_Entries supplied:_

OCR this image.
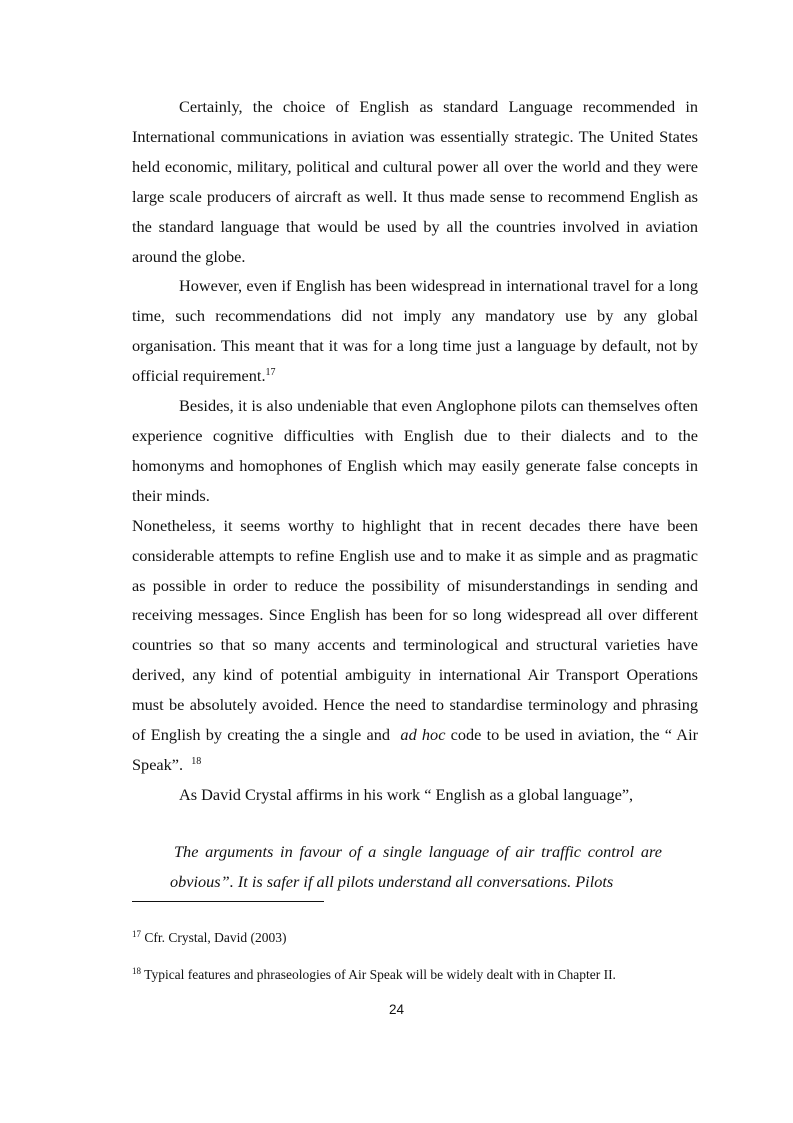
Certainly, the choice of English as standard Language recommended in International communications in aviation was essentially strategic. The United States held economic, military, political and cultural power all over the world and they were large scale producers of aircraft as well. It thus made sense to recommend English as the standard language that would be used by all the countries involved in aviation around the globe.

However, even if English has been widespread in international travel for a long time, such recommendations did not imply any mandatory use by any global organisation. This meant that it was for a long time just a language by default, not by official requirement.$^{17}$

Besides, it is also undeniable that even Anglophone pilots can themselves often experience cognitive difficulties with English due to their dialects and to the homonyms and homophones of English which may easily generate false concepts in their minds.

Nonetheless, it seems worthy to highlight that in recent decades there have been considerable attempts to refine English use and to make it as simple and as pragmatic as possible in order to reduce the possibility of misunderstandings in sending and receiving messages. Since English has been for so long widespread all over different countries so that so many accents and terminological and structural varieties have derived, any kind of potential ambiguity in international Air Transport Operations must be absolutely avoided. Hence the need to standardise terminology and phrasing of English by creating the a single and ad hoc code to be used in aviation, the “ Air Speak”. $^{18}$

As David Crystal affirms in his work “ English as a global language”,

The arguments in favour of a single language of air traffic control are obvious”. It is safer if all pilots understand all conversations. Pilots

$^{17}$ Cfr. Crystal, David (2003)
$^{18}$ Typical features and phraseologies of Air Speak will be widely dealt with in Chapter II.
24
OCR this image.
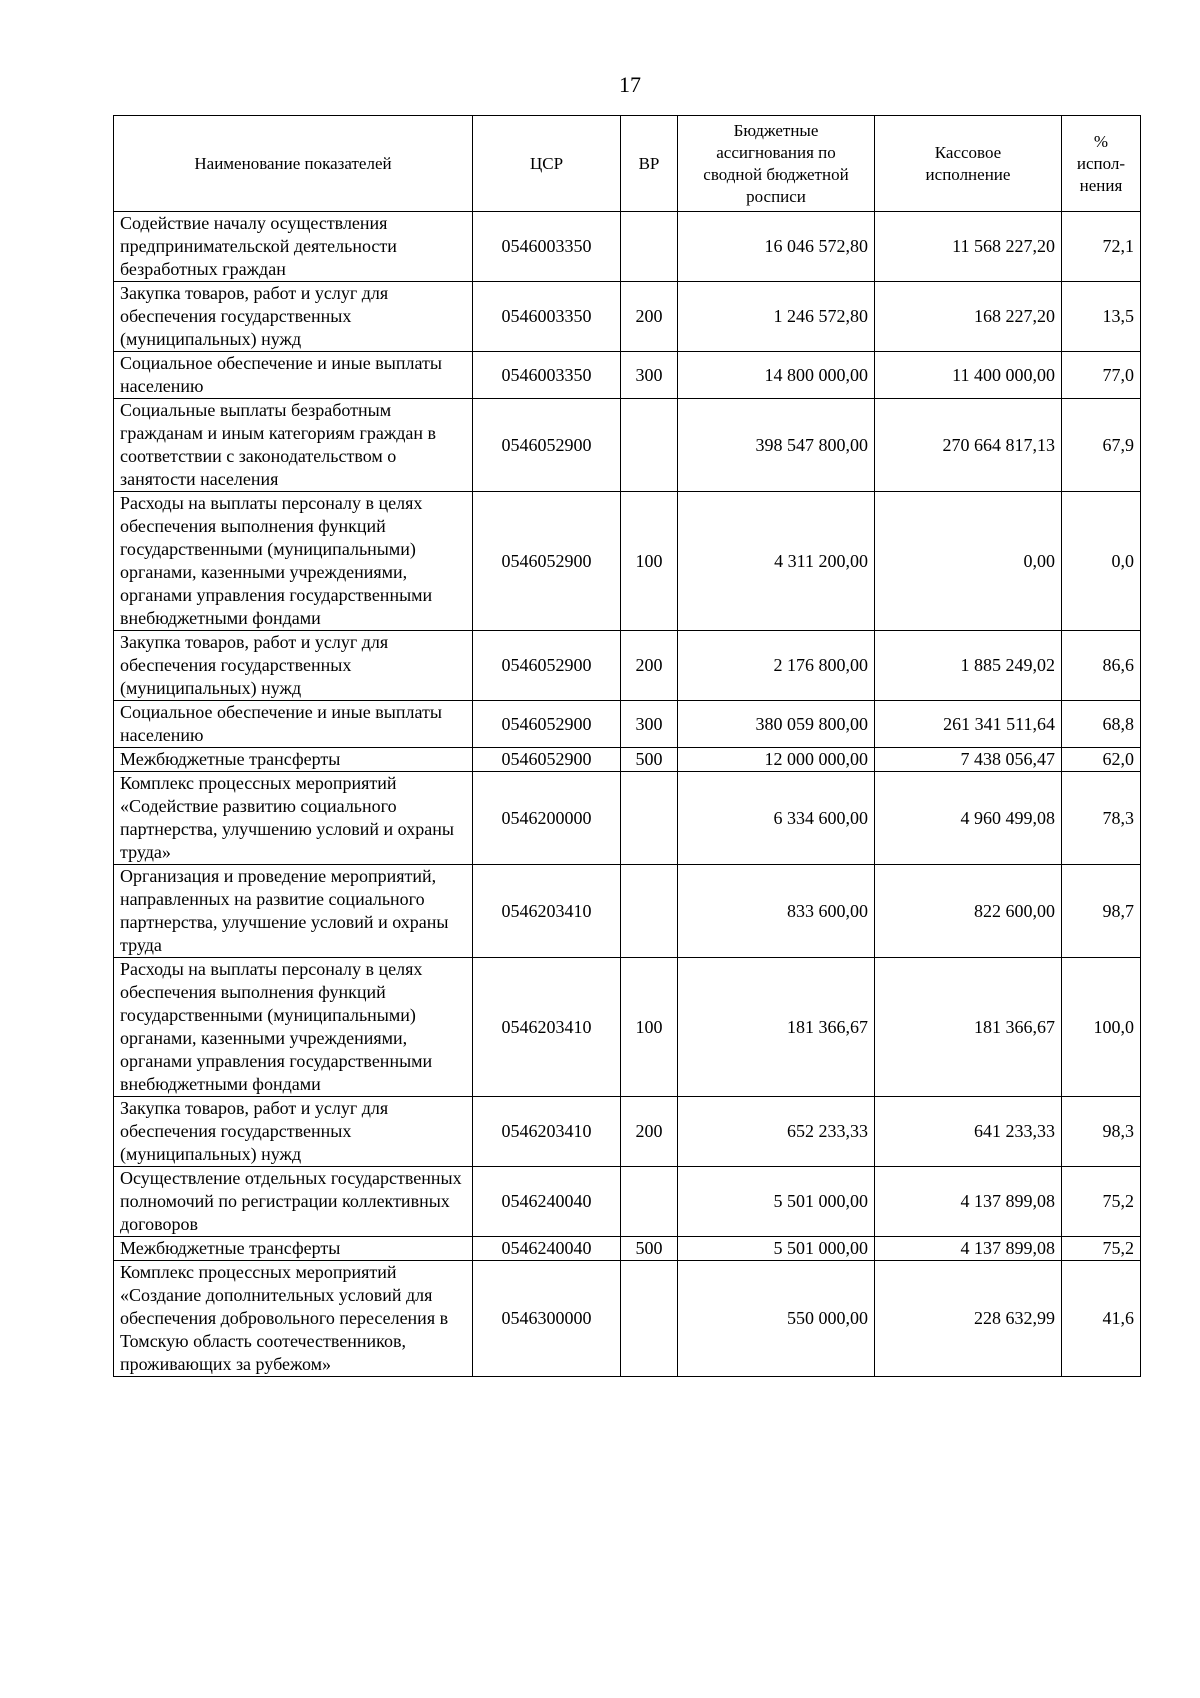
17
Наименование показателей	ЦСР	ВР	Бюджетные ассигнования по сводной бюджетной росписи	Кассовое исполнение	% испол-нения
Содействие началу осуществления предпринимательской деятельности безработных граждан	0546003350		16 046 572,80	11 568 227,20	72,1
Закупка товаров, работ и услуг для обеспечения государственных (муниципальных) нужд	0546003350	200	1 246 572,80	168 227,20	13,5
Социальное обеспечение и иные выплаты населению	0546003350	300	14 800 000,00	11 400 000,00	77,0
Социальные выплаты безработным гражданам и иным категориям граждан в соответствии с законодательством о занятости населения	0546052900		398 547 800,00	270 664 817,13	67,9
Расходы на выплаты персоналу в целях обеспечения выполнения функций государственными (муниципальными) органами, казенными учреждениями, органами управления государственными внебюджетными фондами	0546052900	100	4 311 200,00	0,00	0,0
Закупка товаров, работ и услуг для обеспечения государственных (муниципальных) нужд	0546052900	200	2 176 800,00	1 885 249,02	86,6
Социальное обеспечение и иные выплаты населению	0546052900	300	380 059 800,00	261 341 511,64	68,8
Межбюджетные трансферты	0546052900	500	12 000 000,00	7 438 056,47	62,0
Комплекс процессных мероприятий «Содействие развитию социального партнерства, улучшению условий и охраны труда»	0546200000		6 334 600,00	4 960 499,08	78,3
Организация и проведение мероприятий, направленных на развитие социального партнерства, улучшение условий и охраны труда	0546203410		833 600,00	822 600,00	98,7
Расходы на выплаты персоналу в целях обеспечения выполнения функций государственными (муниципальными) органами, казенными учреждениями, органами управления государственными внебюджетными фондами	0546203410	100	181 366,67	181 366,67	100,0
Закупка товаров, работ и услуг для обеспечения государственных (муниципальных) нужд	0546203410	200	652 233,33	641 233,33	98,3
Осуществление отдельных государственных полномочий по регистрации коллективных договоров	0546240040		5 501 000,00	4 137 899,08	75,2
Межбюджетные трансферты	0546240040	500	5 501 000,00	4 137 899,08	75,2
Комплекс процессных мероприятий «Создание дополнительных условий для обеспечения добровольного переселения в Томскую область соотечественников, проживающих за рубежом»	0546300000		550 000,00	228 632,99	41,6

==

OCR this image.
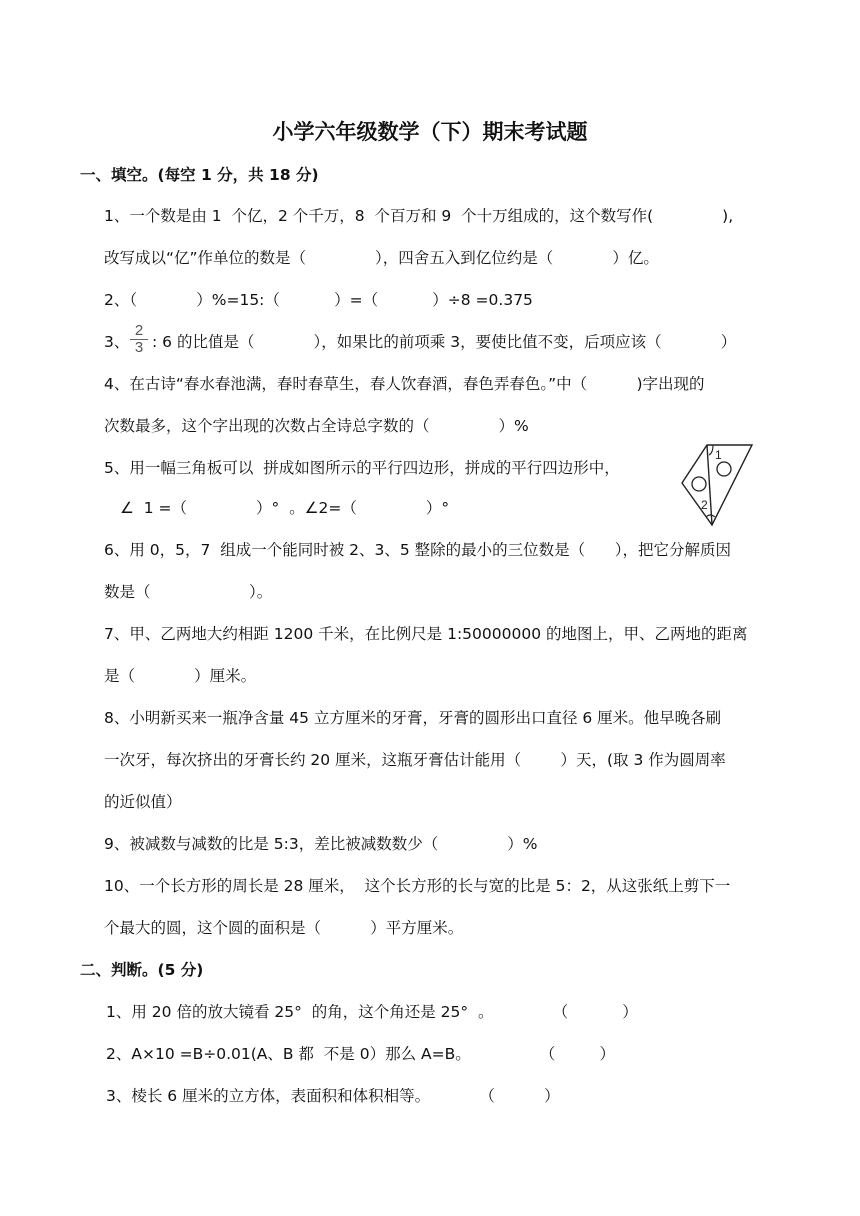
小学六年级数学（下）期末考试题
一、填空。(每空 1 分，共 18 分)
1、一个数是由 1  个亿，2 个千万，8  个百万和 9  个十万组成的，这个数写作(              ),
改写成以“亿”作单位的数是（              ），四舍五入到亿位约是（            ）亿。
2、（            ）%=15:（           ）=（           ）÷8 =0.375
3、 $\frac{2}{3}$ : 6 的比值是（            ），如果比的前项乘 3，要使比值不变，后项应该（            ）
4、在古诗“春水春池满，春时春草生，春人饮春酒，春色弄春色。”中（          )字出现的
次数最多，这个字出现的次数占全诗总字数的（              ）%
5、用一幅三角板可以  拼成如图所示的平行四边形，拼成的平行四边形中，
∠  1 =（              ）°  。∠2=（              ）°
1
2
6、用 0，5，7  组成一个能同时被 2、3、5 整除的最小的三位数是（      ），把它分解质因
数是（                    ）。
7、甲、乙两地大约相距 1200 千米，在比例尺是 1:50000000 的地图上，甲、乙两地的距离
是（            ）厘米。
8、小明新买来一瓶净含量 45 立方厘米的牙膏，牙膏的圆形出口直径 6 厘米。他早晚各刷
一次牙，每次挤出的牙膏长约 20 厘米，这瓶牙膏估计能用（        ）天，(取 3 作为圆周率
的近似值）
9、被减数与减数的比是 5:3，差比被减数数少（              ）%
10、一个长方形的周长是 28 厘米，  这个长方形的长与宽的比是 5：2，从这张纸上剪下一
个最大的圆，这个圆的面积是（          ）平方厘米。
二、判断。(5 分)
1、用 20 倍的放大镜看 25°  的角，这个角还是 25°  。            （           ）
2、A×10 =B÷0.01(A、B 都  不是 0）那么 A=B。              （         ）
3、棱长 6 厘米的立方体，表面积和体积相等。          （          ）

...

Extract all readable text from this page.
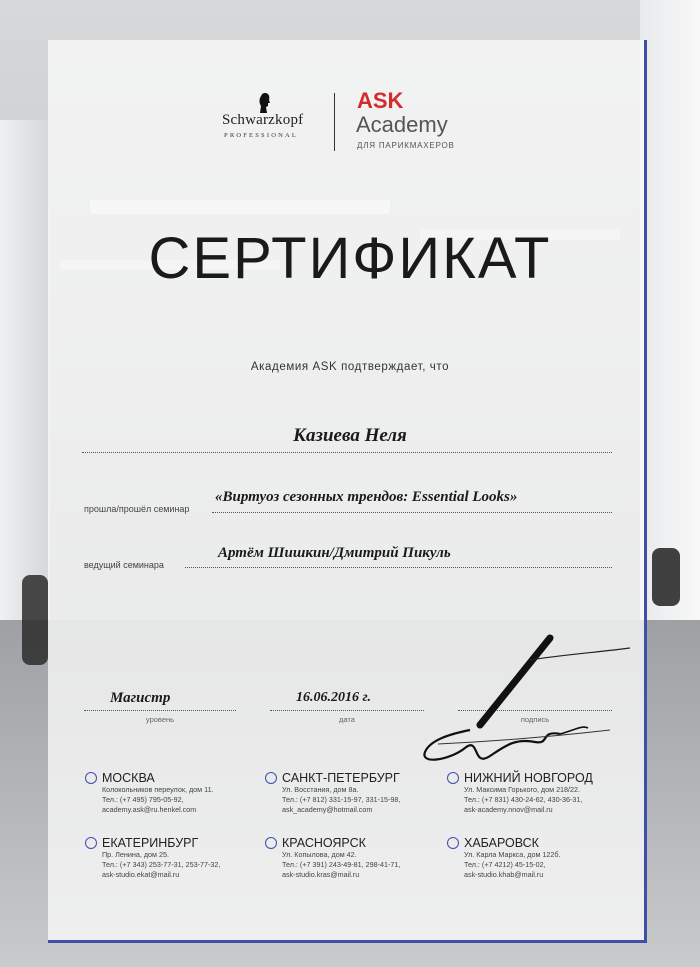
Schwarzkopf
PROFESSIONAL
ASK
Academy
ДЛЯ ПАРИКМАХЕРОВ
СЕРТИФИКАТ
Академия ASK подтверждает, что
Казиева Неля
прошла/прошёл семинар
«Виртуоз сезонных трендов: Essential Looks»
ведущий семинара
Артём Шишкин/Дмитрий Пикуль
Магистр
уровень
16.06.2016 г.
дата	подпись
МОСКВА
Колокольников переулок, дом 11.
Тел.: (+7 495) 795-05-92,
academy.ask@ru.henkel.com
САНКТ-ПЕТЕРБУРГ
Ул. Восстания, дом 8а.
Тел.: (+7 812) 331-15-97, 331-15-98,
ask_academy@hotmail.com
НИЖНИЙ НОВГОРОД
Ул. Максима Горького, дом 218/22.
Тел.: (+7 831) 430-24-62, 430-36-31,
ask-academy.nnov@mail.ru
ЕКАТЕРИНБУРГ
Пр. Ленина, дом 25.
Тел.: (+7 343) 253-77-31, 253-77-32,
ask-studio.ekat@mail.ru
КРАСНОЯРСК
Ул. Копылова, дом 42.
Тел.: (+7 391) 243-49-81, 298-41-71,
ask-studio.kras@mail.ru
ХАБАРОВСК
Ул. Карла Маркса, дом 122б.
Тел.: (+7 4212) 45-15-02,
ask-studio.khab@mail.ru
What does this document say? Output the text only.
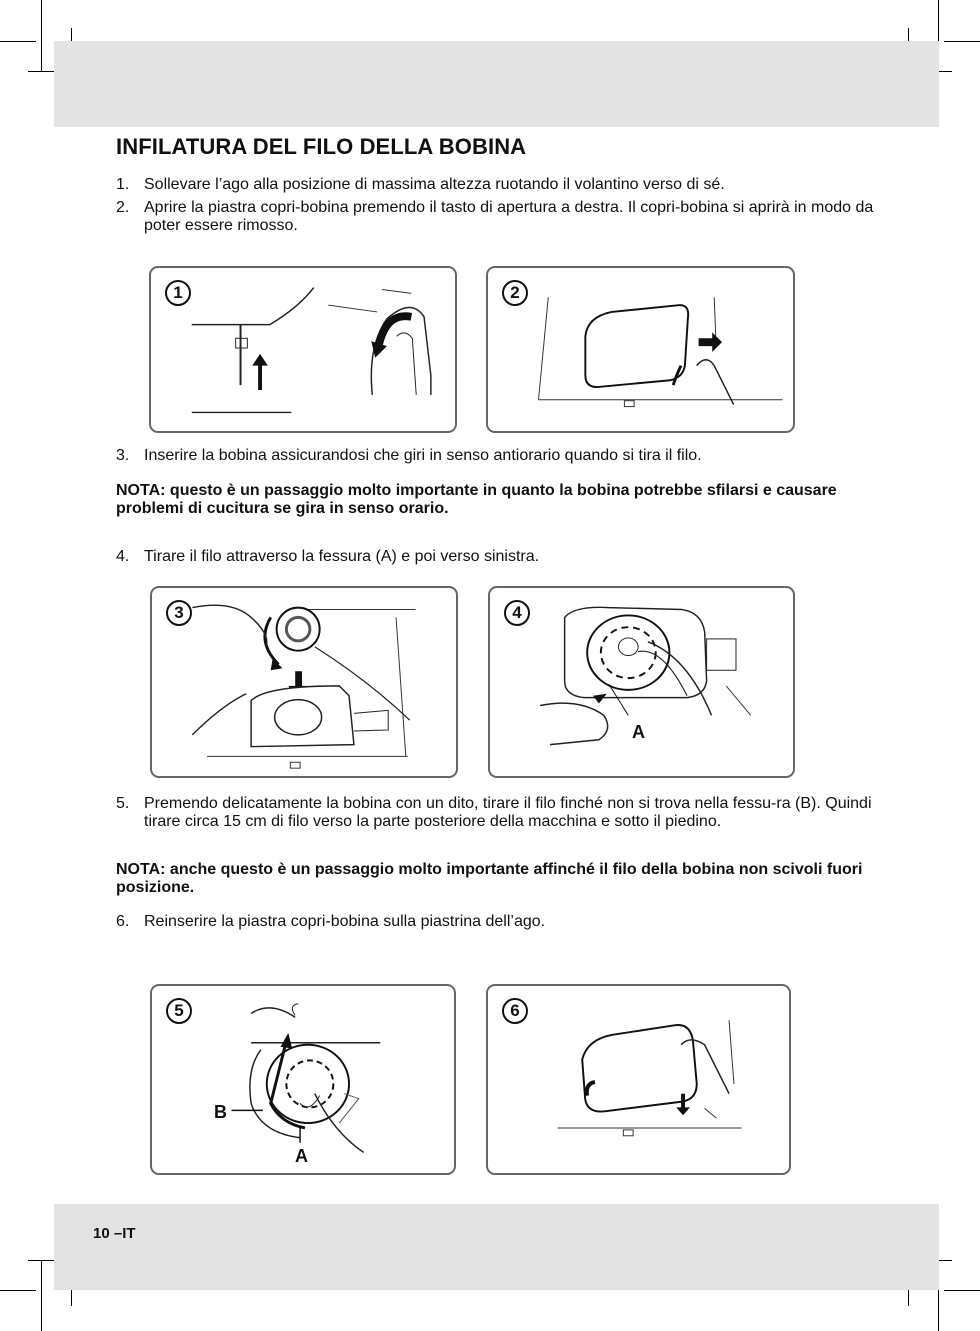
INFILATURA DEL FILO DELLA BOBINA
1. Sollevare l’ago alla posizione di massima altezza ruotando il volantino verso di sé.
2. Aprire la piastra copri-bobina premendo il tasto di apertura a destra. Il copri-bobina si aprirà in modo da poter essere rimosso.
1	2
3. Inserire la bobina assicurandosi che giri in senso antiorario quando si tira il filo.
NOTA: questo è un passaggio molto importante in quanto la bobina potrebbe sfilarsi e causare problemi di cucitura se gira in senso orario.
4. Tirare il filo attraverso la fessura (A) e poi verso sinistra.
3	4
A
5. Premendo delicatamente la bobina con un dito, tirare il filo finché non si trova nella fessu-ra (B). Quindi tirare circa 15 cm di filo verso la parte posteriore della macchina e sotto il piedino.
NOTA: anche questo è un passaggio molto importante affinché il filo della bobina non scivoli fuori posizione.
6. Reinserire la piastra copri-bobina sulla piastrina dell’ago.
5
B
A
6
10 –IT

_Prompt:_ Identify and copy lines that hold the string "with".

_Expected answer:_
Besides, it is also undeniable that even Anglophone pilots can themselves often experience cognitive difficulties with English due to their dialects and to the homonyms and homophones of English which may easily generate false concepts in their minds.
$^{18}$ Typical features and phraseologies of Air Speak will be widely dealt with in Chapter II.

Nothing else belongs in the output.